[Start of Task data]

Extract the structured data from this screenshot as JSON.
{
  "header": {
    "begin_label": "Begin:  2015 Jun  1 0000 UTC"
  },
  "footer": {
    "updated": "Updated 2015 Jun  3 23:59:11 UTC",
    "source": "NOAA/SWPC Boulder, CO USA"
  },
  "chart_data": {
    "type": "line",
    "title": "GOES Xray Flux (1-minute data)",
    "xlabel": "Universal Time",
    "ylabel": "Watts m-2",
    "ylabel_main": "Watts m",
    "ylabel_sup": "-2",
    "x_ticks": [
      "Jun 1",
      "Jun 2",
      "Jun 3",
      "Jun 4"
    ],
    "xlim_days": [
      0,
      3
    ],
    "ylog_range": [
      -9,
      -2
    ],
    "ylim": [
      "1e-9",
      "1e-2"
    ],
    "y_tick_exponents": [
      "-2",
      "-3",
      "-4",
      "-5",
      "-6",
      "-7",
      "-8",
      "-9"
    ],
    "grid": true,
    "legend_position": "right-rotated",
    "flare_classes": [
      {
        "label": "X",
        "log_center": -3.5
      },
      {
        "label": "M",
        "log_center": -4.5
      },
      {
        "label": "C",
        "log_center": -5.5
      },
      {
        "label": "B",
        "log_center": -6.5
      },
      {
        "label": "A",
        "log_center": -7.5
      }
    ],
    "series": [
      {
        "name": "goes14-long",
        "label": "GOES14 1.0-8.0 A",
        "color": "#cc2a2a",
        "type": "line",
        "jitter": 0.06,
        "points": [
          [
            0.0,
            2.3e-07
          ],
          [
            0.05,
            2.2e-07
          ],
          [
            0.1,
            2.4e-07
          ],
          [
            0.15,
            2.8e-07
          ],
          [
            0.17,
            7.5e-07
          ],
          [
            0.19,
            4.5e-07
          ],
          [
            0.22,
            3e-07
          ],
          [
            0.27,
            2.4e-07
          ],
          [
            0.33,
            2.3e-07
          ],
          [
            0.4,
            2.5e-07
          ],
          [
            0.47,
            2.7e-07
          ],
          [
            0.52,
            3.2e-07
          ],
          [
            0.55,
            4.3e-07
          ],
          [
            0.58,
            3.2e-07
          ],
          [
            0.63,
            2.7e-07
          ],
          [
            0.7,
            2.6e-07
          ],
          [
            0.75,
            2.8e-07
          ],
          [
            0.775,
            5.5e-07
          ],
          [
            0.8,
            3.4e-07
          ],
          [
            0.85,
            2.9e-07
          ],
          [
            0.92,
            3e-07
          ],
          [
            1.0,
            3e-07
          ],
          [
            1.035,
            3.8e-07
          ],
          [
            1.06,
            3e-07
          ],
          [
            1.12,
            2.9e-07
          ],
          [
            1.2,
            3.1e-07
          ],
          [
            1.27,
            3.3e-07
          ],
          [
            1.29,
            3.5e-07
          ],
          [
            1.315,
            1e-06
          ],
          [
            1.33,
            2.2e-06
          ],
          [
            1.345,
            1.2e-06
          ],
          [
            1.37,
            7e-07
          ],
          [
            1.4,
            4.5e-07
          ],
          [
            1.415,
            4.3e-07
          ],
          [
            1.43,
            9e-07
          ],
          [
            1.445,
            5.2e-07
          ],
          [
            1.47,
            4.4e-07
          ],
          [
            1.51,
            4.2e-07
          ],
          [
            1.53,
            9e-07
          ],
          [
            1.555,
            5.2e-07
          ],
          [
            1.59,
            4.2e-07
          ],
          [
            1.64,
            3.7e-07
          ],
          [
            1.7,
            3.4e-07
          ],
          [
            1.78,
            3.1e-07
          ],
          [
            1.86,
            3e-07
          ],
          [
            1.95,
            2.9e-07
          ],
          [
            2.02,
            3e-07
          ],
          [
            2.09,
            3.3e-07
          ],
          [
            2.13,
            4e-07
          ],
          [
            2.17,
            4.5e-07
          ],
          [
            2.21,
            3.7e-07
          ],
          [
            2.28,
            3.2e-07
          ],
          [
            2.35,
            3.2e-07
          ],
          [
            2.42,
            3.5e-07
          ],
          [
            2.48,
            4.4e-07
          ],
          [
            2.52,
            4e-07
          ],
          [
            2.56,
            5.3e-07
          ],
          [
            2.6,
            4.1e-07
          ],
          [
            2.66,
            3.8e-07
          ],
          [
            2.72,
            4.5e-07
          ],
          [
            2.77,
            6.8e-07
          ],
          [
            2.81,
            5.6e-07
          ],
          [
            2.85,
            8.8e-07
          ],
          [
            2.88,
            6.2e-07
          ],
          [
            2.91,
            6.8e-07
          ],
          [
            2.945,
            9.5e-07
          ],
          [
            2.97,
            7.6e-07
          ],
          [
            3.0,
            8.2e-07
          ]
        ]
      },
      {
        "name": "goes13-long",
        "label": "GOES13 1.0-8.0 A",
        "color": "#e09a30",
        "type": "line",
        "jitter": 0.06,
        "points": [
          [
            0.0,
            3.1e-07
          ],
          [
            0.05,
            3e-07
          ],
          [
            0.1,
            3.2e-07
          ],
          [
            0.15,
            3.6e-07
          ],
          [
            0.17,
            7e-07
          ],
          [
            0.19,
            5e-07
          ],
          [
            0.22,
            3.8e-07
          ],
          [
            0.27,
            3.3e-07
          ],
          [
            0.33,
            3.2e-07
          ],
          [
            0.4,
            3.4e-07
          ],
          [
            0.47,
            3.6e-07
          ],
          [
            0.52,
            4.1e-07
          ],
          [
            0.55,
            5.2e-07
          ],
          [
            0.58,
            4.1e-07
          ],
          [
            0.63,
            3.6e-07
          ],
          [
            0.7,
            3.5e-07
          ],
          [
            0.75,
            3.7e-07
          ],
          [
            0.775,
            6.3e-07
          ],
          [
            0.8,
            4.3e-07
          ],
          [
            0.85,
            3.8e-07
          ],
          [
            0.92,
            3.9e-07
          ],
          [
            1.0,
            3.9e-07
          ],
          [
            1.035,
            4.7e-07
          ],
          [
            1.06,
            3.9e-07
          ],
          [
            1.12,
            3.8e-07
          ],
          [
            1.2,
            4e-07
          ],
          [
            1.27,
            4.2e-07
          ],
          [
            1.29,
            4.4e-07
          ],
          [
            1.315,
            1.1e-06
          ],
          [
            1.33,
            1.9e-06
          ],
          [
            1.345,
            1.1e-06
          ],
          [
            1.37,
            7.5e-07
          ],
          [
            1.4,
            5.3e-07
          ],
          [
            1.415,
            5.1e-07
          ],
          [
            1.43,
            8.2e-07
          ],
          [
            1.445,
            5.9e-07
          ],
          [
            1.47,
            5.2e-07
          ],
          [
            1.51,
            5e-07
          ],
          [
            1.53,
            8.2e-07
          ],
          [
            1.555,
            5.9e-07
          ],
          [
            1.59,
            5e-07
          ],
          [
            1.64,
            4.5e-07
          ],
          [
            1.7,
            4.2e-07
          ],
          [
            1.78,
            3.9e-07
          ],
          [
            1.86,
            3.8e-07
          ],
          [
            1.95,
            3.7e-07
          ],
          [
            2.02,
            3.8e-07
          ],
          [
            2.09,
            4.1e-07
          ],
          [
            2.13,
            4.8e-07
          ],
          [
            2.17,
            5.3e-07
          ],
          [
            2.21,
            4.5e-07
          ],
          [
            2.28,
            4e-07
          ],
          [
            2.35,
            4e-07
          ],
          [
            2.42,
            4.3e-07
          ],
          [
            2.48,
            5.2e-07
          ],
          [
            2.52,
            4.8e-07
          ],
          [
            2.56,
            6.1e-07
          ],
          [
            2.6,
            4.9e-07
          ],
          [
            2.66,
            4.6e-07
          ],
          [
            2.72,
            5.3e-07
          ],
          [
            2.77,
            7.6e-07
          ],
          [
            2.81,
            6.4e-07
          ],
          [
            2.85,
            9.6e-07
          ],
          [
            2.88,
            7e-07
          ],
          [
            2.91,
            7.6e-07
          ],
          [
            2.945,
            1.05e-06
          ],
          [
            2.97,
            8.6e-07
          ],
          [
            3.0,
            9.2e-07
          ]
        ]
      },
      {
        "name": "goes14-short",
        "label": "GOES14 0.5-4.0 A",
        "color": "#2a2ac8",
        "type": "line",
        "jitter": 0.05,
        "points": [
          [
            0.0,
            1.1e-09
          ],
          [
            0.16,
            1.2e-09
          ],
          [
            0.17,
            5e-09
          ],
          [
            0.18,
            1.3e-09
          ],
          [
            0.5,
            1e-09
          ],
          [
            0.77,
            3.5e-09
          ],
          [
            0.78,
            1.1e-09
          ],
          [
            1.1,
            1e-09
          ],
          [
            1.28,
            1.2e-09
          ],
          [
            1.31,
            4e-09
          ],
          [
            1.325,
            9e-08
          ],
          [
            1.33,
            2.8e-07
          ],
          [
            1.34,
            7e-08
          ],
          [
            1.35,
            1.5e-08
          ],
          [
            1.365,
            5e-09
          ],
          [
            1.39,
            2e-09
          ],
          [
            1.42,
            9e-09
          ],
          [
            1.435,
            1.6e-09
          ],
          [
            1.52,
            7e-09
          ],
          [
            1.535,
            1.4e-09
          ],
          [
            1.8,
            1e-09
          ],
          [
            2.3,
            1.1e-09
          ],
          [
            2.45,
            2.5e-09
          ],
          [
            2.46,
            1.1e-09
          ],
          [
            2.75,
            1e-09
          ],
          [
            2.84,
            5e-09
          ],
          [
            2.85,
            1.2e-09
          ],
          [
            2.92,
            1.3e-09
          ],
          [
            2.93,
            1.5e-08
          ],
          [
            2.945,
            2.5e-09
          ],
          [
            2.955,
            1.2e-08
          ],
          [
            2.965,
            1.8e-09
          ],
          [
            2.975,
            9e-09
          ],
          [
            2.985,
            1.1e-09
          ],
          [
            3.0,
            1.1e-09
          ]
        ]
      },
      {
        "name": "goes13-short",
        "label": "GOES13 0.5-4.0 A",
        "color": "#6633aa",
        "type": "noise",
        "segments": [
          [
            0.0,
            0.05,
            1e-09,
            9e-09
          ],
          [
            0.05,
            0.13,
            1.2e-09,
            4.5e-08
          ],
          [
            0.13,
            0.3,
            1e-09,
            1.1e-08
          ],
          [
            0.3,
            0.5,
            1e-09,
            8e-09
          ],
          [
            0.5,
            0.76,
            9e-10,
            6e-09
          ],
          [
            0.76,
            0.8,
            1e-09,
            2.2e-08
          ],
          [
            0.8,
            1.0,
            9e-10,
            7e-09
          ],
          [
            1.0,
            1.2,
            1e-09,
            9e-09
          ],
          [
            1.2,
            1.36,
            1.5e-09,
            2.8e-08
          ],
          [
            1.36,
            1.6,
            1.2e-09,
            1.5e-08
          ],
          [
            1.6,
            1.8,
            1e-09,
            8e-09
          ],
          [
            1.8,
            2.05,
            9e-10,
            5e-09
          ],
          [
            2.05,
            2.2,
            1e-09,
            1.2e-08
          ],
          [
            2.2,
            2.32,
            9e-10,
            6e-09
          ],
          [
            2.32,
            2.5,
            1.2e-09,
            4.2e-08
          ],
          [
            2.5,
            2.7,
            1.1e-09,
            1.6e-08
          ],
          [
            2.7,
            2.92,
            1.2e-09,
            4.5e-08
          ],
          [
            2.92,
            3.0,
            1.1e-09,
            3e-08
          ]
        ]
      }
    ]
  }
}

[End of Task data]

# [Written request]
List every line in the records above that contains the word "color".

# [Written answer]
        "color": "#cc2a2a",
        "color": "#e09a30",
        "color": "#2a2ac8",
        "color": "#6633aa",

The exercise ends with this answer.